● Task brief:
Copy each line in which the string "sont" occurs.
## BEGIN Excerpted records
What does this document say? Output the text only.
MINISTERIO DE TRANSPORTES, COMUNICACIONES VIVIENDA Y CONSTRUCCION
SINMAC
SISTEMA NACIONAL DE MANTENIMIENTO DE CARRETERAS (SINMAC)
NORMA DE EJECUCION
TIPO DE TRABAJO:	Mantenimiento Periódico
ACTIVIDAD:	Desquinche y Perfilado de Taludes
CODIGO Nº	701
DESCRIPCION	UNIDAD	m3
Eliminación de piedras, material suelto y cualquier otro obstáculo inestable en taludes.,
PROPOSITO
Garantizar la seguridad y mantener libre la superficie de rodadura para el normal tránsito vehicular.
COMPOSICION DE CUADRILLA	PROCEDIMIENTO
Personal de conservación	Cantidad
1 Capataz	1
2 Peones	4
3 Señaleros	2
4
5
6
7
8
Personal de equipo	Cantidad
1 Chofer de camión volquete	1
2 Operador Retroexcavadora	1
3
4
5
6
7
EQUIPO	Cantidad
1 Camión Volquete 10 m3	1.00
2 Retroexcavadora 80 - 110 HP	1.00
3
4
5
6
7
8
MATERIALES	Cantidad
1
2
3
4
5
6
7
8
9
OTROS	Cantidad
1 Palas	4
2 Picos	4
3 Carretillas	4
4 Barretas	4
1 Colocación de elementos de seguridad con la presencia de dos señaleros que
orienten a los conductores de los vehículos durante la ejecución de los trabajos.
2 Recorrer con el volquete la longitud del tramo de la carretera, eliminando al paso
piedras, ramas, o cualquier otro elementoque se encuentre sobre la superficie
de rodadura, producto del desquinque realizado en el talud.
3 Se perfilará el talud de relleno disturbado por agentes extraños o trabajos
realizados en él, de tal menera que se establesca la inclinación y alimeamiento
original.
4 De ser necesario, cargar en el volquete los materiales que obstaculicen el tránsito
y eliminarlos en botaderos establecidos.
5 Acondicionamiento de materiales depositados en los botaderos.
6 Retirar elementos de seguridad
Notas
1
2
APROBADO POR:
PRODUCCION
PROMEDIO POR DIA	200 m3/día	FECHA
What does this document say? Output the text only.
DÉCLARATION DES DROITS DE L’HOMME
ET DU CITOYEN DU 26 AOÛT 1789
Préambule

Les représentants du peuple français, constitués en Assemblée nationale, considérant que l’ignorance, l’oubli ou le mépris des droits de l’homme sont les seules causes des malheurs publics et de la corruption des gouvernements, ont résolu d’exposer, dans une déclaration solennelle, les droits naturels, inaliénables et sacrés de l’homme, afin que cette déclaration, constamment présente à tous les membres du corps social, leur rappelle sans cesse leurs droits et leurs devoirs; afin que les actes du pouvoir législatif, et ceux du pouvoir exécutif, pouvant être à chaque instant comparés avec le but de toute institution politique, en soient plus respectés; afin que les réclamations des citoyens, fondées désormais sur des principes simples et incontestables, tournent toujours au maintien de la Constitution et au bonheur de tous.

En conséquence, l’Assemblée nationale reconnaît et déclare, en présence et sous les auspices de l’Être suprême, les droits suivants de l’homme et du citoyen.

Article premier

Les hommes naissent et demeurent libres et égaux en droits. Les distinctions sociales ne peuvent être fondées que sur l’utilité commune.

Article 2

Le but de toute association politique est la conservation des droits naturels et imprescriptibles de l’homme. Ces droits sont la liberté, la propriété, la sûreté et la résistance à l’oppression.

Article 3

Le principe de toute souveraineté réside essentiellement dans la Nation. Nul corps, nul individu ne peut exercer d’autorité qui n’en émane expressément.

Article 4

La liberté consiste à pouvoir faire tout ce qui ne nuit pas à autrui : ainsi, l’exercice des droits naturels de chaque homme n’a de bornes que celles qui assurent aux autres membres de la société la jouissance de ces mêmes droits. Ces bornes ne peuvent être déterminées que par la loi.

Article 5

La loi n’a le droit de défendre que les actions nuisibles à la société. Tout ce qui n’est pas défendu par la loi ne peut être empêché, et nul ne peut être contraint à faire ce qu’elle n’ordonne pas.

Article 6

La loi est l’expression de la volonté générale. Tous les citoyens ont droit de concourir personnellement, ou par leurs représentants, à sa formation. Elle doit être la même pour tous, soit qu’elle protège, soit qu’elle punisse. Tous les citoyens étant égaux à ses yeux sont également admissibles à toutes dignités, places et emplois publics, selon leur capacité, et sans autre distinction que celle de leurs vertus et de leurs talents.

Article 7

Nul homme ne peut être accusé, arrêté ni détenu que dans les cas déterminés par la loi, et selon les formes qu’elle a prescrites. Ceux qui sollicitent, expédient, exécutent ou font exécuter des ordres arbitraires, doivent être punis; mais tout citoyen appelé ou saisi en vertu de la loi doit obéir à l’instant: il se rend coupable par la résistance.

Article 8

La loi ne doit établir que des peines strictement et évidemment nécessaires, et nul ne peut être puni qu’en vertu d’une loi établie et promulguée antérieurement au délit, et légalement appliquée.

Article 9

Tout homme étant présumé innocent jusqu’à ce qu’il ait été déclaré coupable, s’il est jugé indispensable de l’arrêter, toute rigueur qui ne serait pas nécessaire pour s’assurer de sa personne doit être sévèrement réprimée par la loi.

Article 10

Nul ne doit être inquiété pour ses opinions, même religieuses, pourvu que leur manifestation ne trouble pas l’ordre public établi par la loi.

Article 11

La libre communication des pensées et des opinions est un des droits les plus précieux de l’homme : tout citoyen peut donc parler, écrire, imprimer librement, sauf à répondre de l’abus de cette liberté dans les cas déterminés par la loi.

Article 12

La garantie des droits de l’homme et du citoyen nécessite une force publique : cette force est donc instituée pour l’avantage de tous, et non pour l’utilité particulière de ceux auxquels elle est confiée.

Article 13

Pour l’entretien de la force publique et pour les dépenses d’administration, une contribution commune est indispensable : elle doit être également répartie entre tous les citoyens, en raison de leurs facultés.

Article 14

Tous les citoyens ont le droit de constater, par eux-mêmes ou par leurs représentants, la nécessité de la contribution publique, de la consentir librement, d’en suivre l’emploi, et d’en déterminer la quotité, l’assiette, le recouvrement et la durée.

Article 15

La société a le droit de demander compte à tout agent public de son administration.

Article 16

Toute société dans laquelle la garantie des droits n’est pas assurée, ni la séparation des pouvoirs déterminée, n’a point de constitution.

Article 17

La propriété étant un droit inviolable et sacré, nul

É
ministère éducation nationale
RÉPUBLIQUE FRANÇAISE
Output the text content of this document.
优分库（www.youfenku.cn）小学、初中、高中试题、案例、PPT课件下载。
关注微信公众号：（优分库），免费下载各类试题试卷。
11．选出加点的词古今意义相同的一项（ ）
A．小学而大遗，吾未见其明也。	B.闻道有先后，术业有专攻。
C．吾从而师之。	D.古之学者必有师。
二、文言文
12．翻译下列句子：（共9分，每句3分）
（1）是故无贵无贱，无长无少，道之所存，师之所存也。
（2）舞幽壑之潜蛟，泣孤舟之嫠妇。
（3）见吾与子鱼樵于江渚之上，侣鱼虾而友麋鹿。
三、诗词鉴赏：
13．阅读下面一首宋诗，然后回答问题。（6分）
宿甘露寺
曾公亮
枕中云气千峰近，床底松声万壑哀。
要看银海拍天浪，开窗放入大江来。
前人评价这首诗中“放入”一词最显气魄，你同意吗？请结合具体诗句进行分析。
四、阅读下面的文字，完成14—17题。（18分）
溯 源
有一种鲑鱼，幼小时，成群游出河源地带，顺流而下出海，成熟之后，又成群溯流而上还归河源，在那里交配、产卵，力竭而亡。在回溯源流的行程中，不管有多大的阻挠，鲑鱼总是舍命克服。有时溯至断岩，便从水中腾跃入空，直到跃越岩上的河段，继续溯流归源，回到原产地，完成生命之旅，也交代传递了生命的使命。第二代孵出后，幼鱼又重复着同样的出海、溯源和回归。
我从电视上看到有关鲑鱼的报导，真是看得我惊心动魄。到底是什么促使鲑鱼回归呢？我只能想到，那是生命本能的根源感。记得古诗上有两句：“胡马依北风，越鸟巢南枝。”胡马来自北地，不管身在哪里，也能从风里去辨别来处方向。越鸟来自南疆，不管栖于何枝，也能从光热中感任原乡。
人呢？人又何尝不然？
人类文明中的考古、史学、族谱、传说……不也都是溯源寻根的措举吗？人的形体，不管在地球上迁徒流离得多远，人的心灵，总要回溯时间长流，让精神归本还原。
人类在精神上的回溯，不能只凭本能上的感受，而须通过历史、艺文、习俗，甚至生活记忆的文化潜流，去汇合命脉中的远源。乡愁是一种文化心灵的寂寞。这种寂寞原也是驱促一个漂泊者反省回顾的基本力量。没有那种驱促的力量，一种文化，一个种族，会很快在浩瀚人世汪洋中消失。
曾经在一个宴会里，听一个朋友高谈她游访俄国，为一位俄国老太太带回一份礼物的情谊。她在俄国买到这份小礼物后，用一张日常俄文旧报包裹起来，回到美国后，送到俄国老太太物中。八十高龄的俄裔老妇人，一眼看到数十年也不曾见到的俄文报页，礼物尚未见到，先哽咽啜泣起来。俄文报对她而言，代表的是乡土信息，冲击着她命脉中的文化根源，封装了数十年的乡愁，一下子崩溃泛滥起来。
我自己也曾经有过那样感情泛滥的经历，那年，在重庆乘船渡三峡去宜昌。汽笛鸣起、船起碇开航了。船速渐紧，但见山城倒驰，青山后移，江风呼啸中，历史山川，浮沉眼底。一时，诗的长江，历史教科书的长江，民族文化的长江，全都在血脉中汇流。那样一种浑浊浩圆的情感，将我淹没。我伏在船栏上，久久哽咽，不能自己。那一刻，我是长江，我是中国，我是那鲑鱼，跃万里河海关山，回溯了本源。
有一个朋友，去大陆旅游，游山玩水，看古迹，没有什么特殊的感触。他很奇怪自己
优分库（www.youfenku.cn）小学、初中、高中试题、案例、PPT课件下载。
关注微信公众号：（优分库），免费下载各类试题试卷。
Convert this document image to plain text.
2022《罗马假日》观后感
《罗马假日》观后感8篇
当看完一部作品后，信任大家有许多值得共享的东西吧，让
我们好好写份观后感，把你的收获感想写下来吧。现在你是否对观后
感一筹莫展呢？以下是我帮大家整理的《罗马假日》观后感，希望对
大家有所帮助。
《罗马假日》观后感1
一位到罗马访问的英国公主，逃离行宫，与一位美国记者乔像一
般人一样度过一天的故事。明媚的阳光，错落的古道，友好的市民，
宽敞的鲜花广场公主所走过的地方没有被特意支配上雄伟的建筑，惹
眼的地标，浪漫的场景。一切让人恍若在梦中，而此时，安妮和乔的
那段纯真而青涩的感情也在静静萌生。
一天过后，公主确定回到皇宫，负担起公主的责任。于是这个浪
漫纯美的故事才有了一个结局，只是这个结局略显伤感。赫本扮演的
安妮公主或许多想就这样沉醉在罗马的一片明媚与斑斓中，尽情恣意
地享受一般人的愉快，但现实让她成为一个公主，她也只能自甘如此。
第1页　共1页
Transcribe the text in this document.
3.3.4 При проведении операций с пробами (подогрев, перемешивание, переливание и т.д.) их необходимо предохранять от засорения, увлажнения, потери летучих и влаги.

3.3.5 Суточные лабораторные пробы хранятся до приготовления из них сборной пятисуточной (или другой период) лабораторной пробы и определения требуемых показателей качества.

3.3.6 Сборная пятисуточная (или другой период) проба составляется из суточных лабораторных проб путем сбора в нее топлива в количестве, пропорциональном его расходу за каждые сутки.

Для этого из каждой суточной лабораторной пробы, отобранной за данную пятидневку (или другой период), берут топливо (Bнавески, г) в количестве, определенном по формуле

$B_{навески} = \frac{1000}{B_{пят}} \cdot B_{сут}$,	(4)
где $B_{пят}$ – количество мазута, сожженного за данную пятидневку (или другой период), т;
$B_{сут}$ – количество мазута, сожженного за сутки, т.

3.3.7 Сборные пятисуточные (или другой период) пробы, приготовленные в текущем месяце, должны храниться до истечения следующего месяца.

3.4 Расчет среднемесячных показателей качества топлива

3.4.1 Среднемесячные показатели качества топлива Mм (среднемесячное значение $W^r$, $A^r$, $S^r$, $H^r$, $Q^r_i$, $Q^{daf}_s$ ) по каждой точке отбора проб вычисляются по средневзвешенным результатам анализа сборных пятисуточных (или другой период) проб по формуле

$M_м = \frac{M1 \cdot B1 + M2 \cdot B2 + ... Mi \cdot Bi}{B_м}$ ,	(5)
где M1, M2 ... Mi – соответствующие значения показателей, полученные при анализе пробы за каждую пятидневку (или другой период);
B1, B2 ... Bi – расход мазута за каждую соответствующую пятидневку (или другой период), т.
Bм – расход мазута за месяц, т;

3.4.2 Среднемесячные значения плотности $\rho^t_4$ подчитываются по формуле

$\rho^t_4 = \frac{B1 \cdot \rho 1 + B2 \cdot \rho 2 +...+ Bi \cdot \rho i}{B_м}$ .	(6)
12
## END Excerpted records
● Complete answer:
Les représentants du peuple français, constitués en Assemblée nationale, considérant que l’ignorance, l’oubli ou le mépris des droits de l’homme sont les seules causes des malheurs publics et de la corruption des gouvernements, ont résolu d’exposer, dans une déclaration solennelle, les droits naturels, inaliénables et sacrés de l’homme, afin que cette déclaration, constamment présente à tous les membres du corps social, leur rappelle sans cesse leurs droits et leurs devoirs; afin que les actes du pouvoir législatif, et ceux du pouvoir exécutif, pouvant être à chaque instant comparés avec le but de toute institution politique, en soient plus respectés; afin que les réclamations des citoyens, fondées désormais sur des principes simples et incontestables, tournent toujours au maintien de la Constitution et au bonheur de tous.
Le but de toute association politique est la conservation des droits naturels et imprescriptibles de l’homme. Ces droits sont la liberté, la propriété, la sûreté et la résistance à l’oppression.
La loi est l’expression de la volonté générale. Tous les citoyens ont droit de concourir personnellement, ou par leurs représentants, à sa formation. Elle doit être la même pour tous, soit qu’elle protège, soit qu’elle punisse. Tous les citoyens étant égaux à ses yeux sont également admissibles à toutes dignités, places et emplois publics, selon leur capacité, et sans autre distinction que celle de leurs vertus et de leurs talents.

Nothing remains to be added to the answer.